→ **Written problem**: Find the word "icon" in the data. Return every line where it appears.

Stored data
++++++
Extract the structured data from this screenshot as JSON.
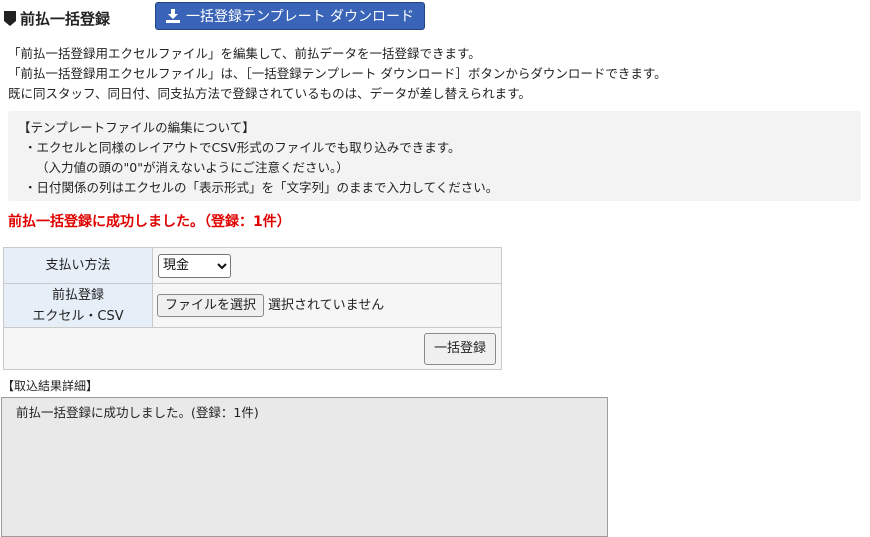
{
  "header": {
    "title": "前払一括登録",
    "download_label": "一括登録テンプレート ダウンロード"
  },
  "intro": [
    "「前払一括登録用エクセルファイル」を編集して、前払データを一括登録できます。",
    "「前払一括登録用エクセルファイル」は、［一括登録テンプレート ダウンロード］ボタンからダウンロードできます。",
    "既に同スタッフ、同日付、同支払方法で登録されているものは、データが差し替えられます。"
  ],
  "note": {
    "heading": "【テンプレートファイルの編集について】",
    "lines": [
      "・エクセルと同様のレイアウトでCSV形式のファイルでも取り込みできます。",
      "（入力値の頭の\"0\"が消えないようにご注意ください。）",
      "・日付関係の列はエクセルの「表示形式」を「文字列」のままで入力してください。"
    ]
  },
  "success_message": "前払一括登録に成功しました。（登録：1件）",
  "form": {
    "payment_label": "支払い方法",
    "payment_selected": "現金",
    "file_label_line1": "前払登録",
    "file_label_line2": "エクセル・CSV",
    "file_button": "ファイルを選択",
    "file_status": "選択されていません",
    "submit_label": "一括登録"
  },
  "result": {
    "label": "【取込結果詳細】",
    "text": "前払一括登録に成功しました。(登録：1件)"
  },
  "colors": {
    "accent": "#3a64b8",
    "success": "#e00000",
    "label_bg": "#e6eef8"
  }
}
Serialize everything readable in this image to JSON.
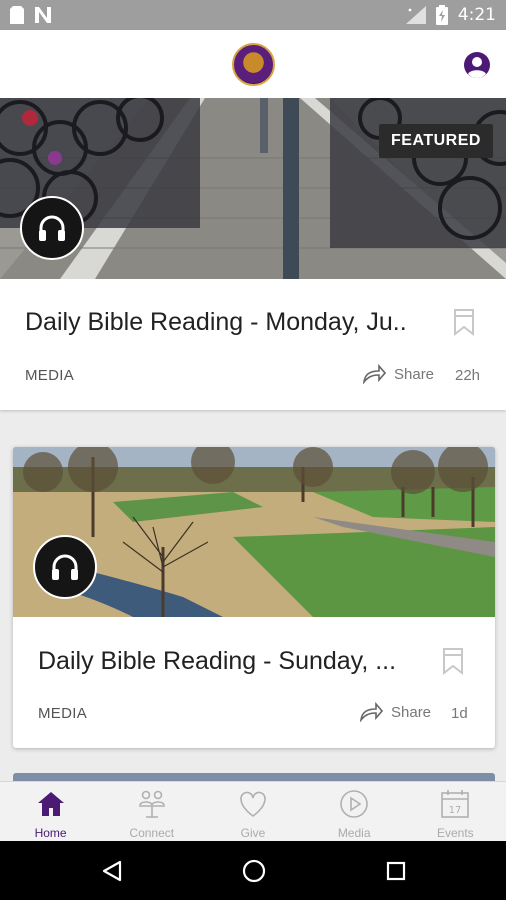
{
  "status_bar": {
    "time": "4:21"
  },
  "header": {
    "logo_name": "church-logo",
    "profile_icon": "account-icon"
  },
  "feed": [
    {
      "badge": "FEATURED",
      "title": "Daily Bible Reading - Monday, Ju..",
      "category": "MEDIA",
      "share_label": "Share",
      "age": "22h",
      "media_icon": "headphones-icon"
    },
    {
      "title": "Daily Bible Reading - Sunday, ...",
      "category": "MEDIA",
      "share_label": "Share",
      "age": "1d",
      "media_icon": "headphones-icon"
    }
  ],
  "bottom_nav": {
    "items": [
      {
        "label": "Home",
        "icon": "home-icon",
        "active": true
      },
      {
        "label": "Connect",
        "icon": "connect-icon",
        "active": false
      },
      {
        "label": "Give",
        "icon": "heart-icon",
        "active": false
      },
      {
        "label": "Media",
        "icon": "play-icon",
        "active": false
      },
      {
        "label": "Events",
        "icon": "calendar-icon",
        "active": false
      }
    ],
    "calendar_day": "17"
  },
  "colors": {
    "accent": "#4b1a75",
    "inactive": "#aaaaaa",
    "status_bar": "#9e9e9e"
  }
}
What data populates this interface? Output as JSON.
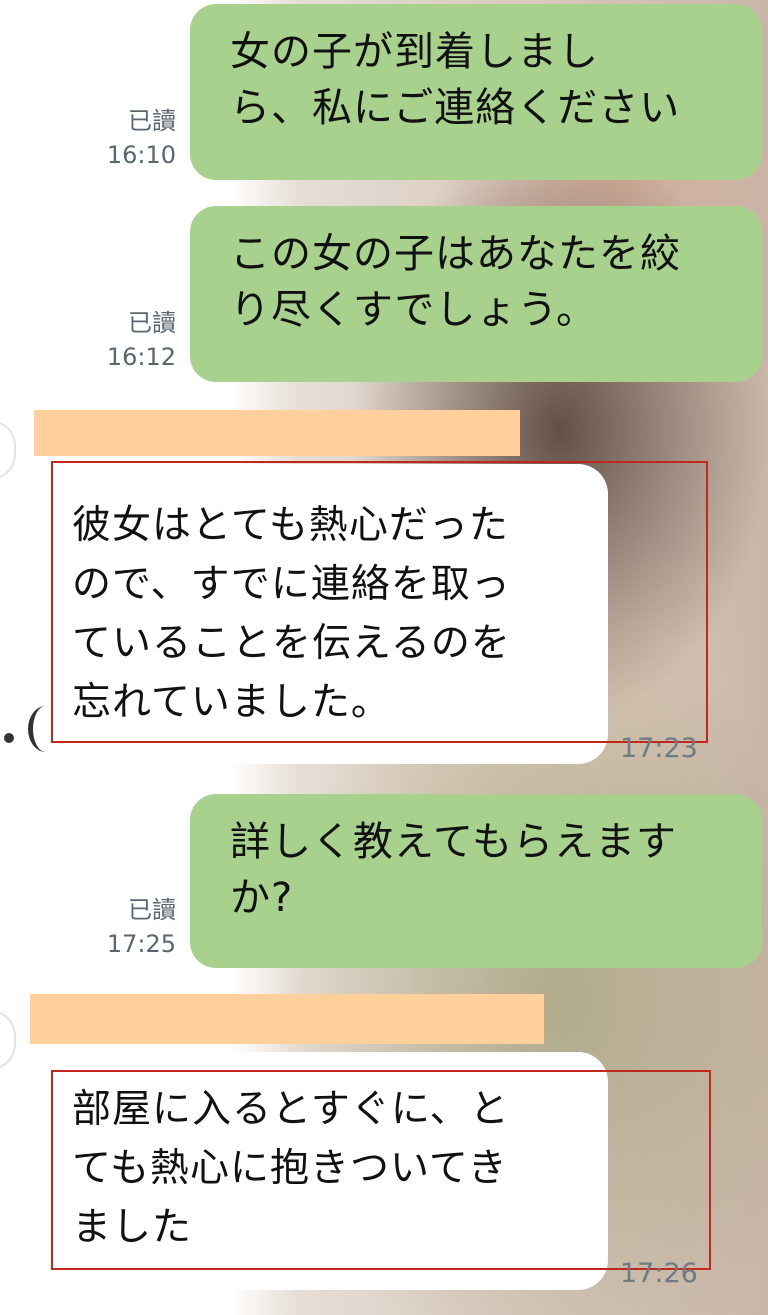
++++++
→ **Solution below**:
    "profile_icon": "account-icon"
      "media_icon": "headphones-icon"
      "media_icon": "headphones-icon"
        "icon": "home-icon",
        "icon": "connect-icon",
        "icon": "heart-icon",
        "icon": "play-icon",
        "icon": "calendar-icon",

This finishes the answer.